=== Task brief ===
Repeat the listing in full, exactly as it stands.

=== Stored data ===
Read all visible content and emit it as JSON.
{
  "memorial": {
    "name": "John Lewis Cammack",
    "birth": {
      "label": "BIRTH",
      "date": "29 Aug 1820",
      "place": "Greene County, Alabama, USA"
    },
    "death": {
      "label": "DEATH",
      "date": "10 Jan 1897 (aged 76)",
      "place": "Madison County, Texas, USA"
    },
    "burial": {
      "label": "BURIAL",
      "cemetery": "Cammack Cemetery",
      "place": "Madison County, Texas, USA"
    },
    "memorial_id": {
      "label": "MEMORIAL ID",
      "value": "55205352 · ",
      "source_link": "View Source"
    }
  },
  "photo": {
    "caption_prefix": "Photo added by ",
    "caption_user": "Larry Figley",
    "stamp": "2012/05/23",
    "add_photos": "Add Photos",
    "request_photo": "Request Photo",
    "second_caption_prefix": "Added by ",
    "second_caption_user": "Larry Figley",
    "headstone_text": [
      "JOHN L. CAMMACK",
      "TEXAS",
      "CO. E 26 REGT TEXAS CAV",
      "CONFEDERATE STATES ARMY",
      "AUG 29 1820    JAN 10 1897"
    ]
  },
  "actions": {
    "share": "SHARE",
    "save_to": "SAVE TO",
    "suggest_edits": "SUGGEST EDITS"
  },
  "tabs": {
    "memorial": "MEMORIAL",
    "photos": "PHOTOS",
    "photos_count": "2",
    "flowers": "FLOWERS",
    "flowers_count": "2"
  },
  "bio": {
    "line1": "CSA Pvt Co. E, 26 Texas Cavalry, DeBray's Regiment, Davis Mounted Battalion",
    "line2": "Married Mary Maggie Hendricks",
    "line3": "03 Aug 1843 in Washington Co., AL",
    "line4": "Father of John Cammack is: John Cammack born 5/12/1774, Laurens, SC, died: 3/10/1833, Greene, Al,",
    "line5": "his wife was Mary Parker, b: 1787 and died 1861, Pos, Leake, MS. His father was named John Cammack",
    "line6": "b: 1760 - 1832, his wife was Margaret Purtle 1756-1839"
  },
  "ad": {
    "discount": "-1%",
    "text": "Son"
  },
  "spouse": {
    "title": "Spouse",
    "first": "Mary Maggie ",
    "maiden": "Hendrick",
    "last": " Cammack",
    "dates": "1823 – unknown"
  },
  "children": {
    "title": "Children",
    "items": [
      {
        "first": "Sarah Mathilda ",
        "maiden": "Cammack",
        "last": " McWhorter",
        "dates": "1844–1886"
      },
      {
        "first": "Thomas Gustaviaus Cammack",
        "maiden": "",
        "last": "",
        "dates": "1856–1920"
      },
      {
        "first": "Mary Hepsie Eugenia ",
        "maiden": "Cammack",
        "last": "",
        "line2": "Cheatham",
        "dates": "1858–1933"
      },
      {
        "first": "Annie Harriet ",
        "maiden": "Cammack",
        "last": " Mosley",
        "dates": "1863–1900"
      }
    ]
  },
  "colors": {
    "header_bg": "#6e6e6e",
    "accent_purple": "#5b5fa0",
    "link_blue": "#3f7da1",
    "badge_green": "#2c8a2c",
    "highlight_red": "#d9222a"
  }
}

=== Task output ===
Read all visible content and emit it as JSON.
{
  "memorial": {
    "name": "John Lewis Cammack",
    "birth": {
      "label": "BIRTH",
      "date": "29 Aug 1820",
      "place": "Greene County, Alabama, USA"
    },
    "death": {
      "label": "DEATH",
      "date": "10 Jan 1897 (aged 76)",
      "place": "Madison County, Texas, USA"
    },
    "burial": {
      "label": "BURIAL",
      "cemetery": "Cammack Cemetery",
      "place": "Madison County, Texas, USA"
    },
    "memorial_id": {
      "label": "MEMORIAL ID",
      "value": "55205352 · ",
      "source_link": "View Source"
    }
  },
  "photo": {
    "caption_prefix": "Photo added by ",
    "caption_user": "Larry Figley",
    "stamp": "2012/05/23",
    "add_photos": "Add Photos",
    "request_photo": "Request Photo",
    "second_caption_prefix": "Added by ",
    "second_caption_user": "Larry Figley",
    "headstone_text": [
      "JOHN L. CAMMACK",
      "TEXAS",
      "CO. E 26 REGT TEXAS CAV",
      "CONFEDERATE STATES ARMY",
      "AUG 29 1820    JAN 10 1897"
    ]
  },
  "actions": {
    "share": "SHARE",
    "save_to": "SAVE TO",
    "suggest_edits": "SUGGEST EDITS"
  },
  "tabs": {
    "memorial": "MEMORIAL",
    "photos": "PHOTOS",
    "photos_count": "2",
    "flowers": "FLOWERS",
    "flowers_count": "2"
  },
  "bio": {
    "line1": "CSA Pvt Co. E, 26 Texas Cavalry, DeBray's Regiment, Davis Mounted Battalion",
    "line2": "Married Mary Maggie Hendricks",
    "line3": "03 Aug 1843 in Washington Co., AL",
    "line4": "Father of John Cammack is: John Cammack born 5/12/1774, Laurens, SC, died: 3/10/1833, Greene, Al,",
    "line5": "his wife was Mary Parker, b: 1787 and died 1861, Pos, Leake, MS. His father was named John Cammack",
    "line6": "b: 1760 - 1832, his wife was Margaret Purtle 1756-1839"
  },
  "ad": {
    "discount": "-1%",
    "text": "Son"
  },
  "spouse": {
    "title": "Spouse",
    "first": "Mary Maggie ",
    "maiden": "Hendrick",
    "last": " Cammack",
    "dates": "1823 – unknown"
  },
  "children": {
    "title": "Children",
    "items": [
      {
        "first": "Sarah Mathilda ",
        "maiden": "Cammack",
        "last": " McWhorter",
        "dates": "1844–1886"
      },
      {
        "first": "Thomas Gustaviaus Cammack",
        "maiden": "",
        "last": "",
        "dates": "1856–1920"
      },
      {
        "first": "Mary Hepsie Eugenia ",
        "maiden": "Cammack",
        "last": "",
        "line2": "Cheatham",
        "dates": "1858–1933"
      },
      {
        "first": "Annie Harriet ",
        "maiden": "Cammack",
        "last": " Mosley",
        "dates": "1863–1900"
      }
    ]
  },
  "colors": {
    "header_bg": "#6e6e6e",
    "accent_purple": "#5b5fa0",
    "link_blue": "#3f7da1",
    "badge_green": "#2c8a2c",
    "highlight_red": "#d9222a"
  }
}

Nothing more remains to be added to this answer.